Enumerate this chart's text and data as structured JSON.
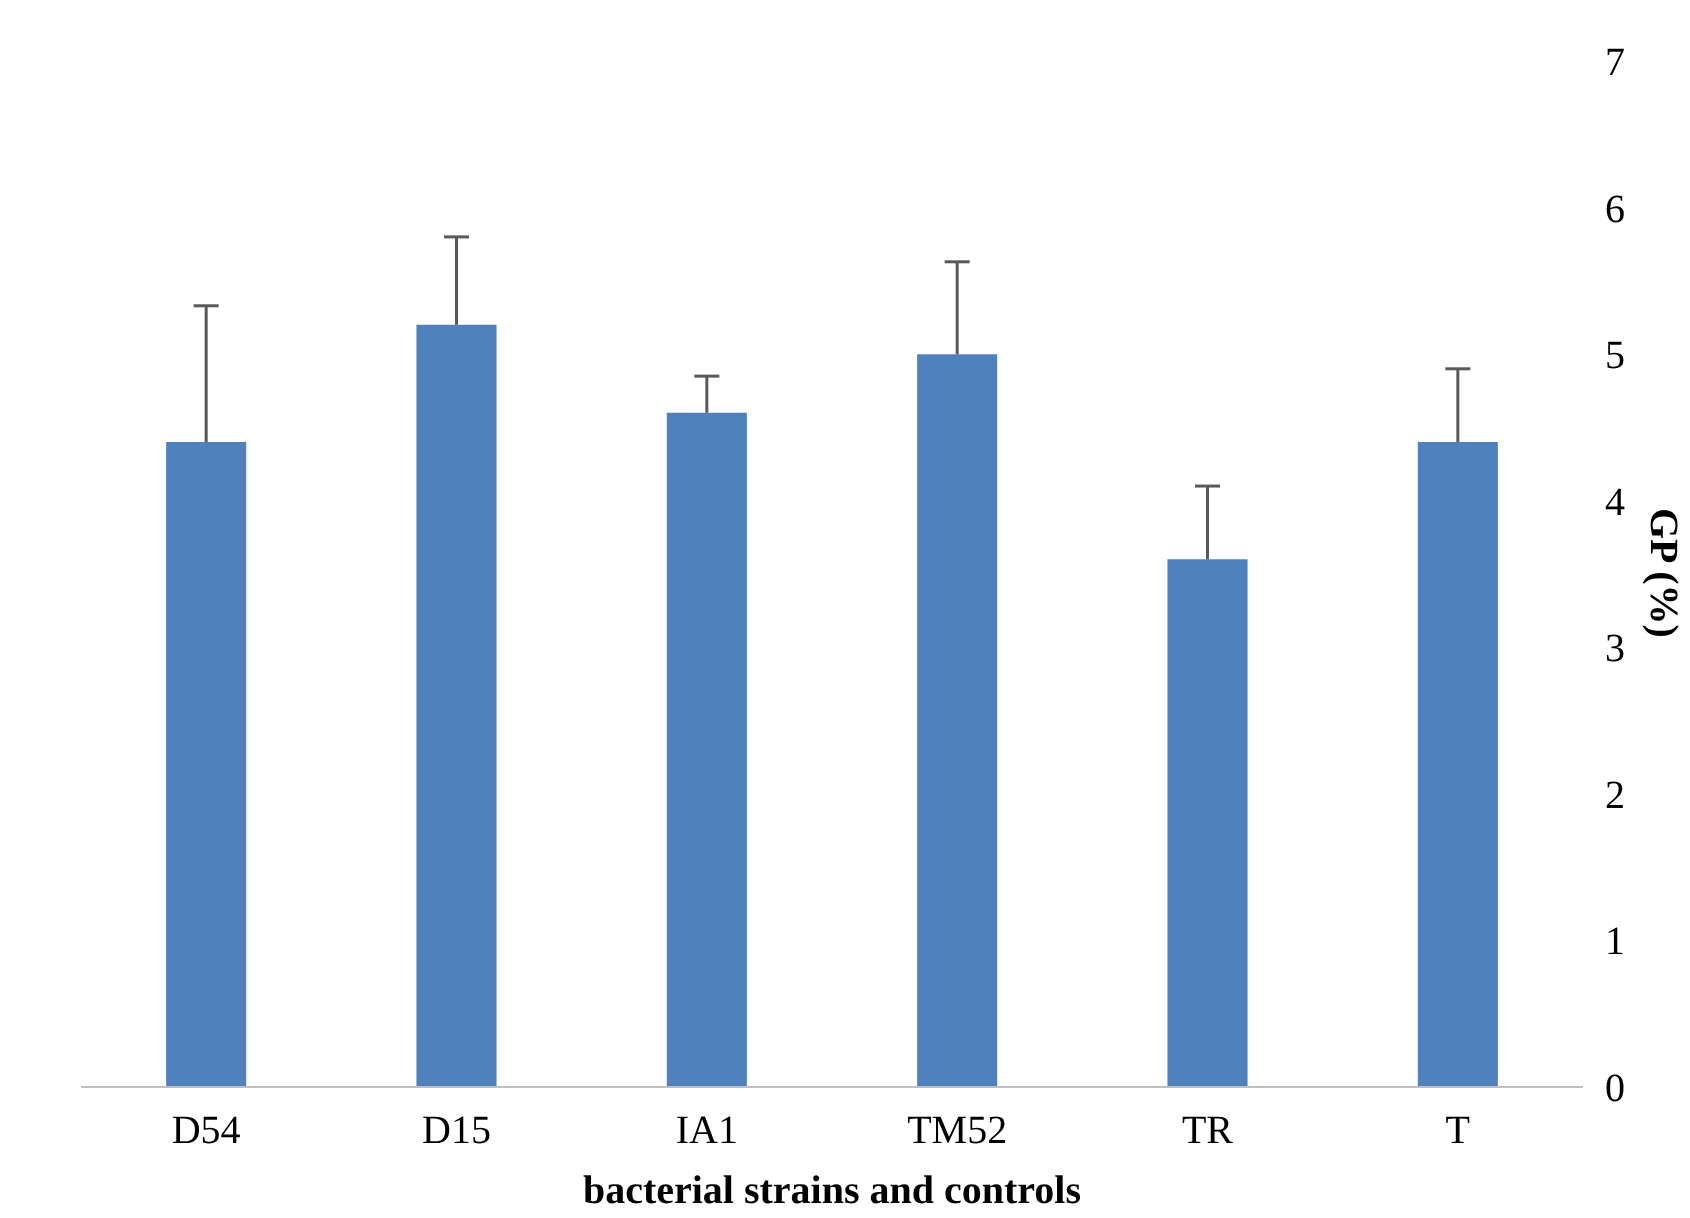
{
  "chart_data": {
    "type": "bar",
    "xlabel": "bacterial strains and controls",
    "ylabel": "GP (%)",
    "categories": [
      "D54",
      "D15",
      "IA1",
      "TM52",
      "TR",
      "T"
    ],
    "values": [
      4.4,
      5.2,
      4.6,
      5.0,
      3.6,
      4.4
    ],
    "errors": [
      [
        4.4,
        5.33
      ],
      [
        5.2,
        5.8
      ],
      [
        4.6,
        4.85
      ],
      [
        5.0,
        5.63
      ],
      [
        3.6,
        4.1
      ],
      [
        4.4,
        4.9
      ]
    ],
    "color": "#4f81bd",
    "ylim": [
      0,
      7
    ],
    "yticks": [
      0,
      1,
      2,
      3,
      4,
      5,
      6,
      7
    ],
    "grid": false
  }
}
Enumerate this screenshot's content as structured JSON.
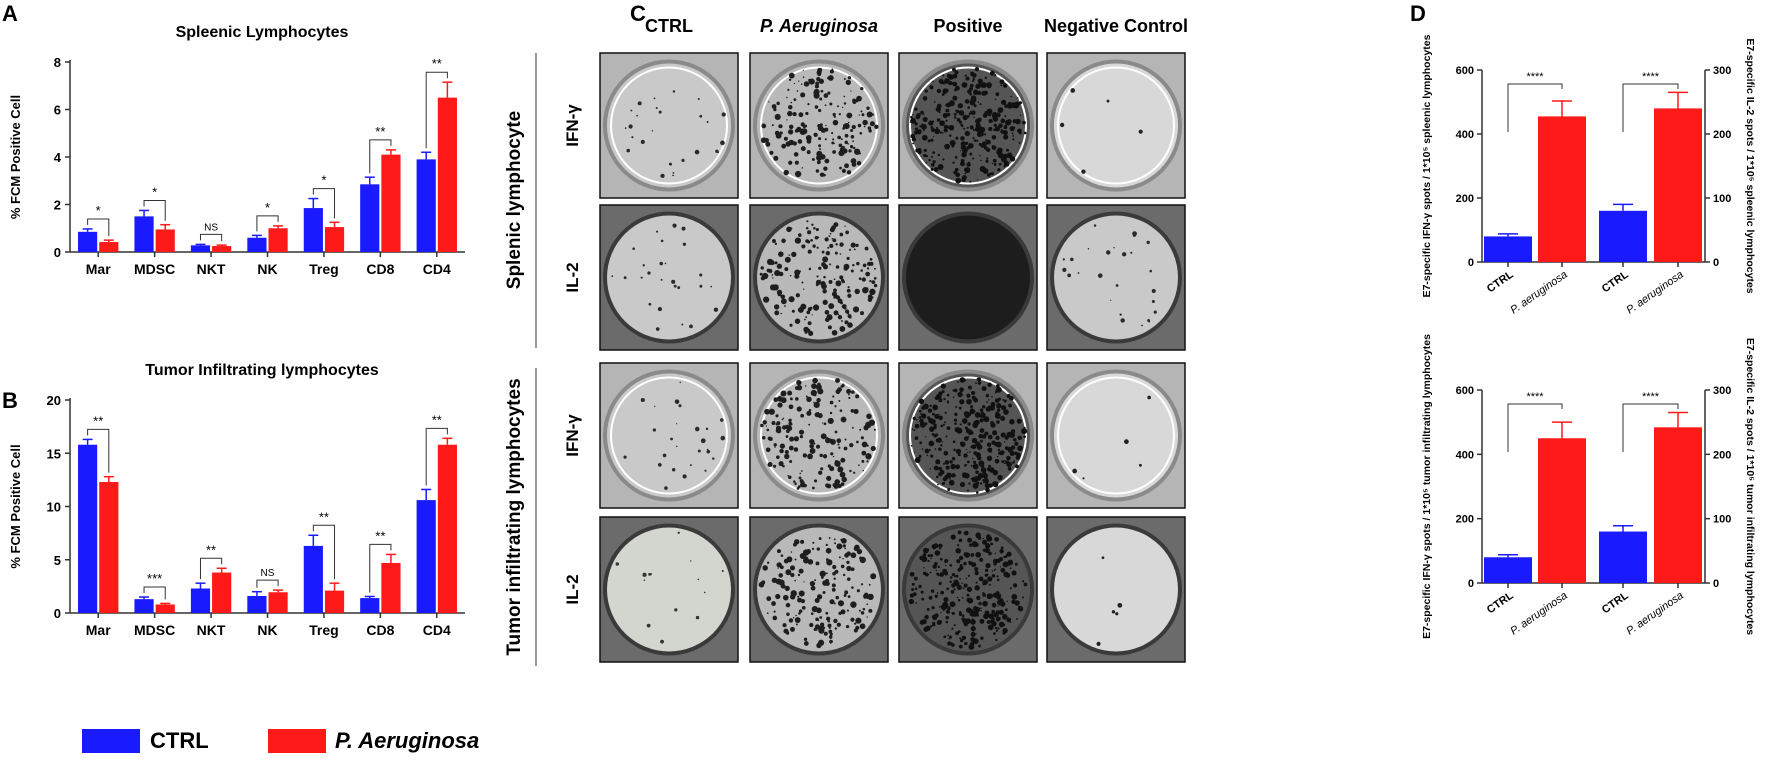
{
  "panel_letters": [
    "A",
    "B",
    "C",
    "D"
  ],
  "colors": {
    "ctrl": "#1a1aff",
    "pa": "#ff1a1a",
    "axis": "#333333"
  },
  "legend": {
    "ctrl_label": "CTRL",
    "pa_label": "P. Aeruginosa"
  },
  "panel_c": {
    "columns": [
      "CTRL",
      "P. Aeruginosa",
      "Positive",
      "Negative Control"
    ],
    "groups": [
      {
        "label": "Splenic lymphocyte",
        "rows": [
          "IFN-γ",
          "IL-2"
        ]
      },
      {
        "label": "Tumor infiltrating lymphocytes",
        "rows": [
          "IFN-γ",
          "IL-2"
        ]
      }
    ],
    "wells": [
      [
        "light-sparse",
        "medium-dense",
        "very-dense",
        "clear"
      ],
      [
        "light-sparse",
        "medium-dense",
        "saturated-dark",
        "light-sparse"
      ],
      [
        "light-sparse",
        "medium-dense",
        "very-dense",
        "clear"
      ],
      [
        "light-fibers",
        "medium-dense",
        "very-dense",
        "clear"
      ]
    ]
  },
  "chart_data": [
    {
      "id": "A",
      "type": "bar",
      "title": "Spleenic Lymphocytes",
      "ylabel": "% FCM Positive Cell",
      "ylim": [
        0,
        8
      ],
      "yticks": [
        0,
        2,
        4,
        6,
        8
      ],
      "categories": [
        "Mar",
        "MDSC",
        "NKT",
        "NK",
        "Treg",
        "CD8",
        "CD4"
      ],
      "series": [
        {
          "name": "CTRL",
          "values": [
            0.85,
            1.5,
            0.28,
            0.6,
            1.85,
            2.85,
            3.9
          ],
          "errors": [
            0.12,
            0.25,
            0.04,
            0.1,
            0.4,
            0.3,
            0.3
          ]
        },
        {
          "name": "P. Aeruginosa",
          "values": [
            0.42,
            0.95,
            0.25,
            1.0,
            1.05,
            4.1,
            6.5
          ],
          "errors": [
            0.08,
            0.2,
            0.04,
            0.1,
            0.2,
            0.2,
            0.65
          ]
        }
      ],
      "significance": [
        "*",
        "*",
        "NS",
        "*",
        "*",
        "**",
        "**"
      ]
    },
    {
      "id": "B",
      "type": "bar",
      "title": "Tumor Infiltrating lymphocytes",
      "ylabel": "% FCM Positive Cell",
      "ylim": [
        0,
        20
      ],
      "yticks": [
        0,
        5,
        10,
        15,
        20
      ],
      "categories": [
        "Mar",
        "MDSC",
        "NKT",
        "NK",
        "Treg",
        "CD8",
        "CD4"
      ],
      "series": [
        {
          "name": "CTRL",
          "values": [
            15.8,
            1.3,
            2.3,
            1.6,
            6.3,
            1.4,
            10.6
          ],
          "errors": [
            0.5,
            0.2,
            0.5,
            0.4,
            1.0,
            0.15,
            1.0
          ]
        },
        {
          "name": "P. Aeruginosa",
          "values": [
            12.3,
            0.8,
            3.8,
            1.95,
            2.1,
            4.7,
            15.8
          ],
          "errors": [
            0.5,
            0.1,
            0.4,
            0.2,
            0.7,
            0.8,
            0.6
          ]
        }
      ],
      "significance": [
        "**",
        "***",
        "**",
        "NS",
        "**",
        "**",
        "**"
      ]
    },
    {
      "id": "D-top",
      "type": "bar",
      "ylabel_left": "E7-specific IFN-γ spots / 1*10⁵ spleenic lymphocytes",
      "ylabel_right": "E7-specific IL-2 spots / 1*10⁵ spleenic lymphocytes",
      "ylim_left": [
        0,
        600
      ],
      "yticks_left": [
        0,
        200,
        400,
        600
      ],
      "ylim_right": [
        0,
        300
      ],
      "yticks_right": [
        0,
        100,
        200,
        300
      ],
      "categories": [
        "CTRL",
        "P. aeruginosa",
        "CTRL",
        "P. aeruginosa"
      ],
      "axis_of_bar": [
        "left",
        "left",
        "right",
        "right"
      ],
      "values": [
        80,
        455,
        80,
        240
      ],
      "errors": [
        8,
        48,
        10,
        25
      ],
      "significance": [
        "****",
        "****"
      ]
    },
    {
      "id": "D-bottom",
      "type": "bar",
      "ylabel_left": "E7-specific IFN-γ spots / 1*10⁵ tumor infiltrating lymphocytes",
      "ylabel_right": "E7-specific IL-2 spots / 1*10⁵ tumor infiltrating lymphocytes",
      "ylim_left": [
        0,
        600
      ],
      "yticks_left": [
        0,
        200,
        400,
        600
      ],
      "ylim_right": [
        0,
        300
      ],
      "yticks_right": [
        0,
        100,
        200,
        300
      ],
      "categories": [
        "CTRL",
        "P. aeruginosa",
        "CTRL",
        "P. aeruginosa"
      ],
      "axis_of_bar": [
        "left",
        "left",
        "right",
        "right"
      ],
      "values": [
        80,
        450,
        80,
        242
      ],
      "errors": [
        8,
        50,
        9,
        23
      ],
      "significance": [
        "****",
        "****"
      ]
    }
  ]
}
= = = =
Problem description
Gather each line in these records that contains the string "structured".

Response to this exercise
Enumerate this chart's text and data as structured JSON.
Enumerate this screenshot's content as structured JSON.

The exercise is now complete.